Problem
Return all of the entries word for word, but omit the pictures they contain.

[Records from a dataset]
☆ ☆ ☆ ☆ ☆

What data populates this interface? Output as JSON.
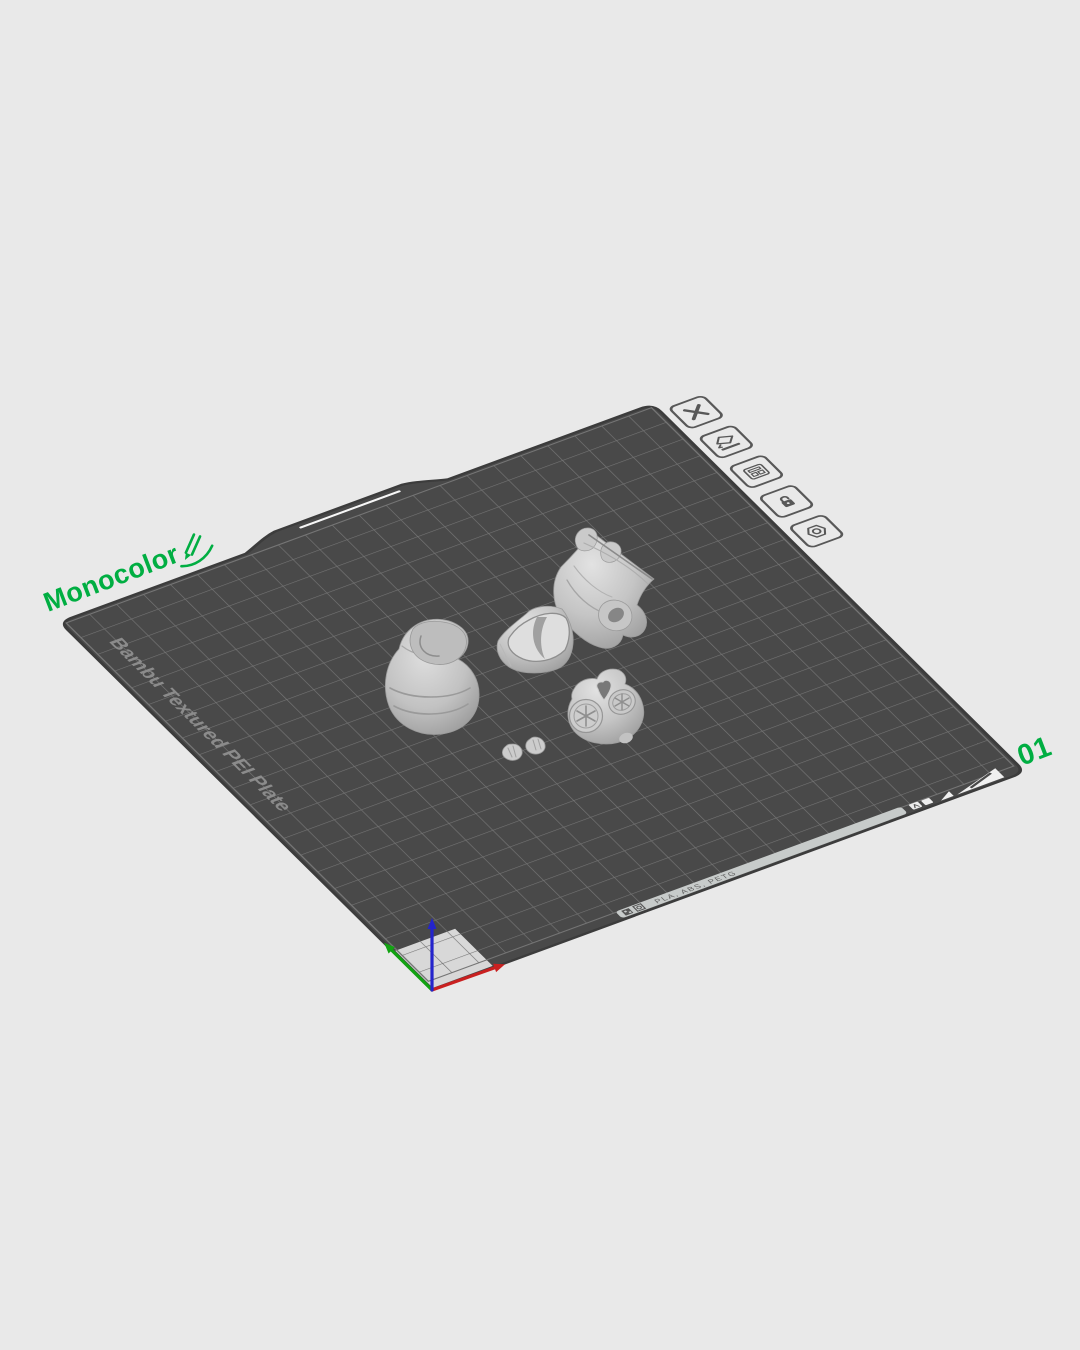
{
  "plate": {
    "name_label": "Monocolor",
    "number_label": "01",
    "surface_text": "Bambu Textured PEI Plate",
    "strip_text": "PLA, ABS, PETG",
    "grid_cells": 22
  },
  "toolbar": {
    "items": [
      {
        "id": "delete-plate",
        "icon": "close-icon"
      },
      {
        "id": "rename-plate",
        "icon": "edit-icon"
      },
      {
        "id": "plate-settings",
        "icon": "layout-icon"
      },
      {
        "id": "lock-plate",
        "icon": "unlock-icon"
      },
      {
        "id": "plate-config",
        "icon": "nut-icon"
      }
    ]
  },
  "models": [
    {
      "id": "turban-swirl-part"
    },
    {
      "id": "vest-body-part"
    },
    {
      "id": "head-part"
    },
    {
      "id": "mask-pod-part"
    },
    {
      "id": "hand-part-left"
    },
    {
      "id": "hand-part-right"
    }
  ],
  "axes": {
    "x_color": "#c92020",
    "y_color": "#12a312",
    "z_color": "#2424cc"
  },
  "colors": {
    "background": "#e9e9e9",
    "plate_surface": "#494949",
    "grid_line": "#757575",
    "plate_outline": "#3c3c3c",
    "accent_green": "#00AE42",
    "model_gray": "#c6c6c6",
    "highlight_cells": "#d8d8d8",
    "strip": "#c7cbca"
  }
}
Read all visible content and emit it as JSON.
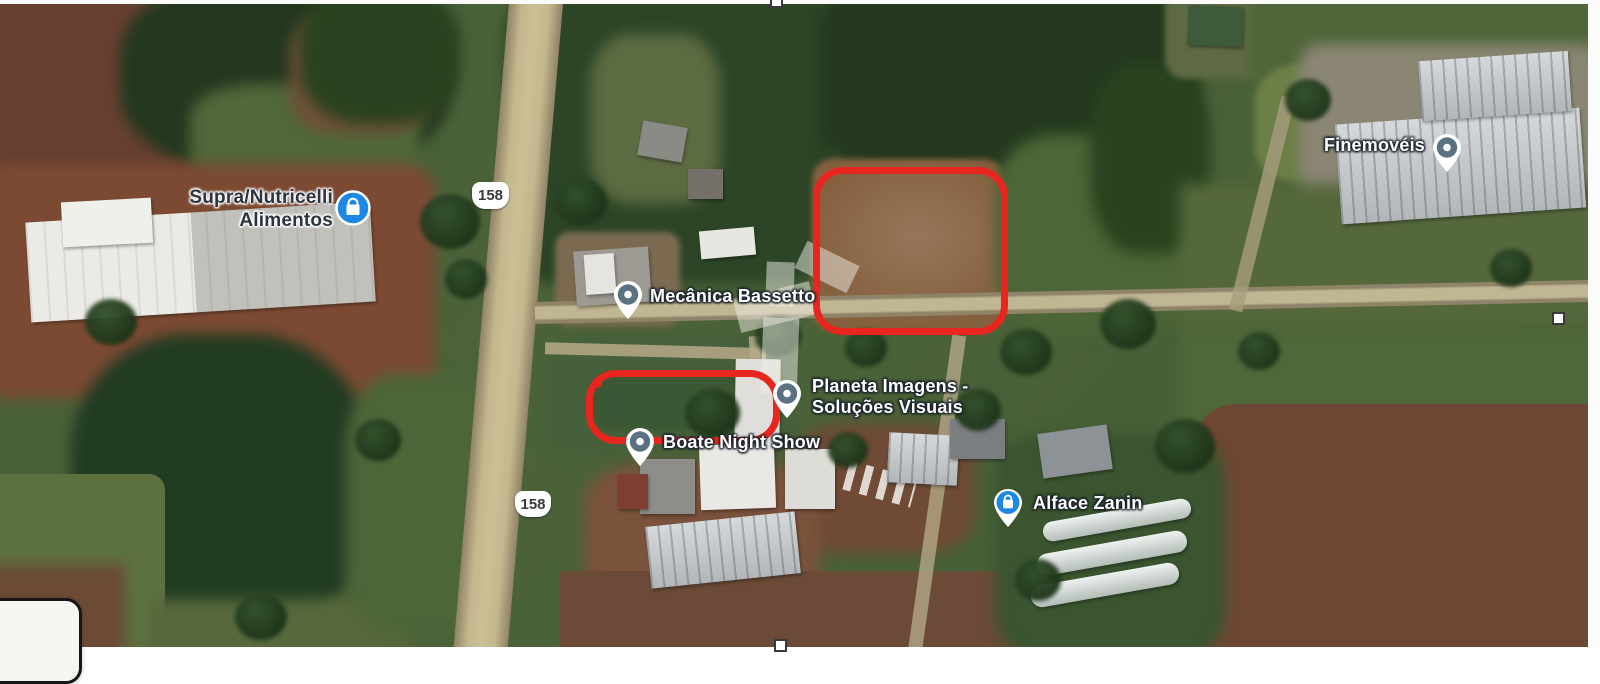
{
  "map": {
    "view": "satellite",
    "labels": {
      "supra": {
        "line1": "Supra/Nutricelli",
        "line2": "Alimentos",
        "marker": "shopping-badge-blue"
      },
      "mecanica": {
        "text": "Mecânica Bassetto",
        "marker": "place-pin"
      },
      "planeta": {
        "line1": "Planeta Imagens -",
        "line2": "Soluções Visuais",
        "marker": "place-pin"
      },
      "boate": {
        "text": "Boate Night Show",
        "marker": "place-pin"
      },
      "alface": {
        "text": "Alface Zanin",
        "marker": "shopping-pin-blue"
      },
      "finemoveis": {
        "text": "Finemovéis",
        "marker": "place-pin"
      }
    },
    "road_shields": {
      "north": "158",
      "south": "158"
    },
    "annotations": [
      {
        "name": "highlighted-lot-large",
        "shape": "rounded-rectangle",
        "color": "#e8251e"
      },
      {
        "name": "highlighted-lot-small",
        "shape": "rounded-rectangle",
        "color": "#e8251e"
      }
    ]
  },
  "editor": {
    "selection_handles": [
      "top-center",
      "right-middle",
      "bottom-center"
    ]
  },
  "colors": {
    "annotation-red": "#e8251e",
    "marker-blue": "#1e88e5",
    "marker-slate": "#5b7282",
    "label-white": "#ffffff",
    "label-dark": "#2b3440",
    "shield-bg": "#ffffff",
    "shield-text": "#3a3a3a",
    "watermark-white": "#efede6"
  }
}
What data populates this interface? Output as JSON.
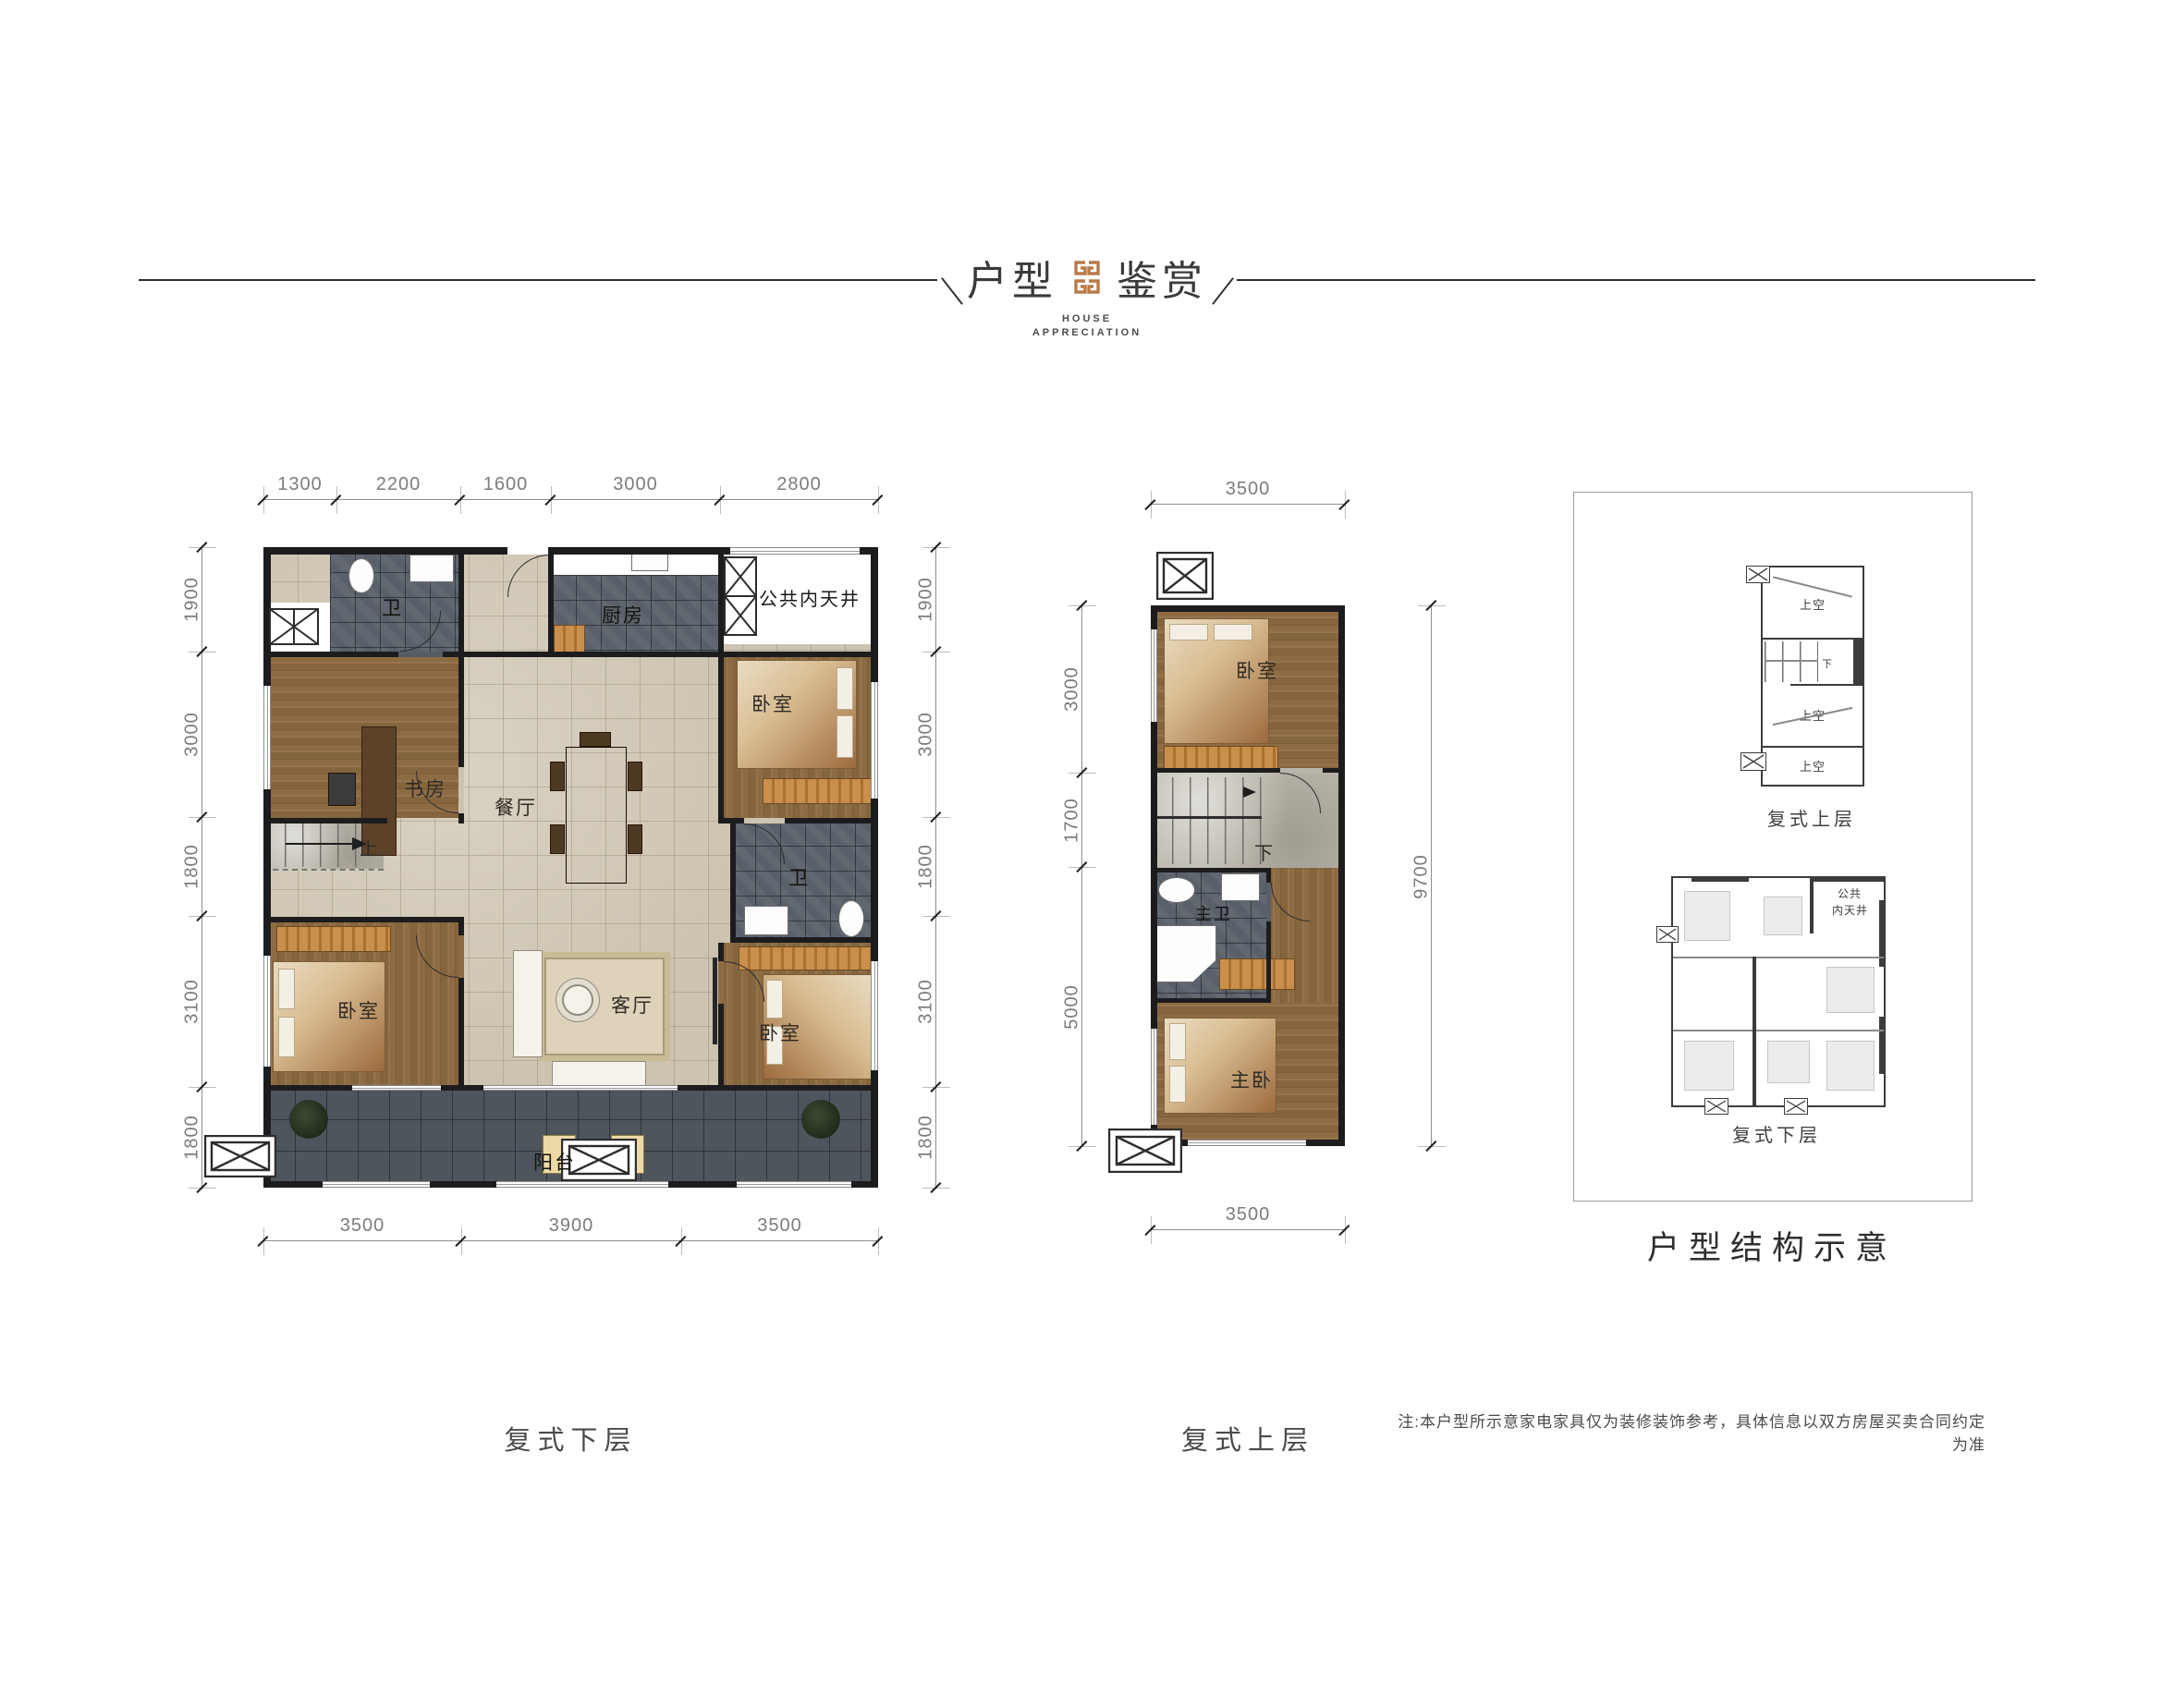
{
  "header": {
    "title_left": "户型",
    "title_right": "鉴赏",
    "subtitle_line1": "HOUSE",
    "subtitle_line2": "APPRECIATION",
    "logo_color": "#b97a4a"
  },
  "plans": {
    "lower": {
      "caption": "复式下层",
      "rooms": {
        "bath1": "卫",
        "kitchen": "厨房",
        "courtyard": "公共内天井",
        "study": "书房",
        "dining": "餐厅",
        "bedroom_tr": "卧室",
        "stairs_up": "上",
        "bath2": "卫",
        "bedroom_bl": "卧室",
        "living": "客厅",
        "bedroom_br": "卧室",
        "balcony": "阳台"
      },
      "dims": {
        "top": [
          "1300",
          "2200",
          "1600",
          "3000",
          "2800"
        ],
        "bottom": [
          "3500",
          "3900",
          "3500"
        ],
        "left": [
          "1900",
          "3000",
          "1800",
          "3100",
          "1800"
        ],
        "right": [
          "1900",
          "3000",
          "1800",
          "3100",
          "1800"
        ]
      }
    },
    "upper": {
      "caption": "复式上层",
      "rooms": {
        "bedroom": "卧室",
        "stairs_down": "下",
        "master_bath": "主卫",
        "master_bedroom": "主卧"
      },
      "dims": {
        "top": [
          "3500"
        ],
        "bottom": [
          "3500"
        ],
        "left": [
          "3000",
          "1700",
          "5000"
        ],
        "right": [
          "9700"
        ]
      }
    }
  },
  "structure_panel": {
    "caption": "户型结构示意",
    "upper_label": "复式上层",
    "lower_label": "复式下层",
    "void_labels": [
      "上空",
      "上空",
      "上空"
    ],
    "stairs_down": "下",
    "courtyard_line1": "公共",
    "courtyard_line2": "内天井"
  },
  "note": "注:本户型所示意家电家具仅为装修装饰参考，具体信息以双方房屋买卖合同约定为准"
}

☆ ☆ ☆ ☆ ☆

Written solution
What data populates this interface? Output as JSON.
{
  "plate": {
    "name_label": "Monocolor",
    "number_label": "01",
    "surface_text": "Bambu Textured PEI Plate",
    "strip_text": "PLA, ABS, PETG",
    "grid_cells": 22
  },
  "toolbar": {
    "items": [
      {
        "id": "delete-plate",
        "icon": "close-icon"
      },
      {
        "id": "rename-plate",
        "icon": "edit-icon"
      },
      {
        "id": "plate-settings",
        "icon": "layout-icon"
      },
      {
        "id": "lock-plate",
        "icon": "unlock-icon"
      },
      {
        "id": "plate-config",
        "icon": "nut-icon"
      }
    ]
  },
  "models": [
    {
      "id": "turban-swirl-part"
    },
    {
      "id": "vest-body-part"
    },
    {
      "id": "head-part"
    },
    {
      "id": "mask-pod-part"
    },
    {
      "id": "hand-part-left"
    },
    {
      "id": "hand-part-right"
    }
  ],
  "axes": {
    "x_color": "#c92020",
    "y_color": "#12a312",
    "z_color": "#2424cc"
  },
  "colors": {
    "background": "#e9e9e9",
    "plate_surface": "#494949",
    "grid_line": "#757575",
    "plate_outline": "#3c3c3c",
    "accent_green": "#00AE42",
    "model_gray": "#c6c6c6",
    "highlight_cells": "#d8d8d8",
    "strip": "#c7cbca"
  }
}
Read all visible content and emit it as JSON.
{
  "map": {
    "view": "satellite",
    "labels": {
      "supra": {
        "line1": "Supra/Nutricelli",
        "line2": "Alimentos",
        "marker": "shopping-badge-blue"
      },
      "mecanica": {
        "text": "Mecânica Bassetto",
        "marker": "place-pin"
      },
      "planeta": {
        "line1": "Planeta Imagens -",
        "line2": "Soluções Visuais",
        "marker": "place-pin"
      },
      "boate": {
        "text": "Boate Night Show",
        "marker": "place-pin"
      },
      "alface": {
        "text": "Alface Zanin",
        "marker": "shopping-pin-blue"
      },
      "finemoveis": {
        "text": "Finemovéis",
        "marker": "place-pin"
      }
    },
    "road_shields": {
      "north": "158",
      "south": "158"
    },
    "annotations": [
      {
        "name": "highlighted-lot-large",
        "shape": "rounded-rectangle",
        "color": "#e8251e"
      },
      {
        "name": "highlighted-lot-small",
        "shape": "rounded-rectangle",
        "color": "#e8251e"
      }
    ]
  },
  "editor": {
    "selection_handles": [
      "top-center",
      "right-middle",
      "bottom-center"
    ]
  },
  "colors": {
    "annotation-red": "#e8251e",
    "marker-blue": "#1e88e5",
    "marker-slate": "#5b7282",
    "label-white": "#ffffff",
    "label-dark": "#2b3440",
    "shield-bg": "#ffffff",
    "shield-text": "#3a3a3a",
    "watermark-white": "#efede6"
  }
}
What data populates this interface? Output as JSON.
{
  "header": {
    "title_left": "户型",
    "title_right": "鉴赏",
    "subtitle_line1": "HOUSE",
    "subtitle_line2": "APPRECIATION",
    "logo_color": "#b97a4a"
  },
  "plans": {
    "lower": {
      "caption": "复式下层",
      "rooms": {
        "bath1": "卫",
        "kitchen": "厨房",
        "courtyard": "公共内天井",
        "study": "书房",
        "dining": "餐厅",
        "bedroom_tr": "卧室",
        "stairs_up": "上",
        "bath2": "卫",
        "bedroom_bl": "卧室",
        "living": "客厅",
        "bedroom_br": "卧室",
        "balcony": "阳台"
      },
      "dims": {
        "top": [
          "1300",
          "2200",
          "1600",
          "3000",
          "2800"
        ],
        "bottom": [
          "3500",
          "3900",
          "3500"
        ],
        "left": [
          "1900",
          "3000",
          "1800",
          "3100",
          "1800"
        ],
        "right": [
          "1900",
          "3000",
          "1800",
          "3100",
          "1800"
        ]
      }
    },
    "upper": {
      "caption": "复式上层",
      "rooms": {
        "bedroom": "卧室",
        "stairs_down": "下",
        "master_bath": "主卫",
        "master_bedroom": "主卧"
      },
      "dims": {
        "top": [
          "3500"
        ],
        "bottom": [
          "3500"
        ],
        "left": [
          "3000",
          "1700",
          "5000"
        ],
        "right": [
          "9700"
        ]
      }
    }
  },
  "structure_panel": {
    "caption": "户型结构示意",
    "upper_label": "复式上层",
    "lower_label": "复式下层",
    "void_labels": [
      "上空",
      "上空",
      "上空"
    ],
    "stairs_down": "下",
    "courtyard_line1": "公共",
    "courtyard_line2": "内天井"
  },
  "note": "注:本户型所示意家电家具仅为装修装饰参考，具体信息以双方房屋买卖合同约定为准"
}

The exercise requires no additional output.